===== Listed records =====

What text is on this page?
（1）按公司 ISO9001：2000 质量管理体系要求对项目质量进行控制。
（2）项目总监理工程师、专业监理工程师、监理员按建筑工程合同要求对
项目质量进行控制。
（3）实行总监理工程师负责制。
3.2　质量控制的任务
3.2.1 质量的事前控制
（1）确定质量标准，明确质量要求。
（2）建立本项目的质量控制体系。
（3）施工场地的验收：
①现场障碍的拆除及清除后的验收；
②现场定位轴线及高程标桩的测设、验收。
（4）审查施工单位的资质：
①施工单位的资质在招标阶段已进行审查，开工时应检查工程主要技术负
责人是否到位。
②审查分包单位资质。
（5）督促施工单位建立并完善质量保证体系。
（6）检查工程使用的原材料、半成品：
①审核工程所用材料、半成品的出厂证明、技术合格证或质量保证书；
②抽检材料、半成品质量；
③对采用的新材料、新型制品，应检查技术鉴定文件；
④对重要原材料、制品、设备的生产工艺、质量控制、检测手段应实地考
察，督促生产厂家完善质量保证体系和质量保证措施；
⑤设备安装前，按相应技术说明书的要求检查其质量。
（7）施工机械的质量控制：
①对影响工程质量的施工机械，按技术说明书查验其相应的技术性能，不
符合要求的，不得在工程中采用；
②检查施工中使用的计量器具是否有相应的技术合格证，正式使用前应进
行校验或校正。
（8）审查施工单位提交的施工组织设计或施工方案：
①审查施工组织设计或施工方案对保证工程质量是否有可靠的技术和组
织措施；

=====

What you should do |
Repeat all entries. Match them exactly.

Response |
What text is on this page?
（1）按公司 ISO9001：2000 质量管理体系要求对项目质量进行控制。
（2）项目总监理工程师、专业监理工程师、监理员按建筑工程合同要求对
项目质量进行控制。
（3）实行总监理工程师负责制。
3.2　质量控制的任务
3.2.1 质量的事前控制
（1）确定质量标准，明确质量要求。
（2）建立本项目的质量控制体系。
（3）施工场地的验收：
①现场障碍的拆除及清除后的验收；
②现场定位轴线及高程标桩的测设、验收。
（4）审查施工单位的资质：
①施工单位的资质在招标阶段已进行审查，开工时应检查工程主要技术负
责人是否到位。
②审查分包单位资质。
（5）督促施工单位建立并完善质量保证体系。
（6）检查工程使用的原材料、半成品：
①审核工程所用材料、半成品的出厂证明、技术合格证或质量保证书；
②抽检材料、半成品质量；
③对采用的新材料、新型制品，应检查技术鉴定文件；
④对重要原材料、制品、设备的生产工艺、质量控制、检测手段应实地考
察，督促生产厂家完善质量保证体系和质量保证措施；
⑤设备安装前，按相应技术说明书的要求检查其质量。
（7）施工机械的质量控制：
①对影响工程质量的施工机械，按技术说明书查验其相应的技术性能，不
符合要求的，不得在工程中采用；
②检查施工中使用的计量器具是否有相应的技术合格证，正式使用前应进
行校验或校正。
（8）审查施工单位提交的施工组织设计或施工方案：
①审查施工组织设计或施工方案对保证工程质量是否有可靠的技术和组
织措施；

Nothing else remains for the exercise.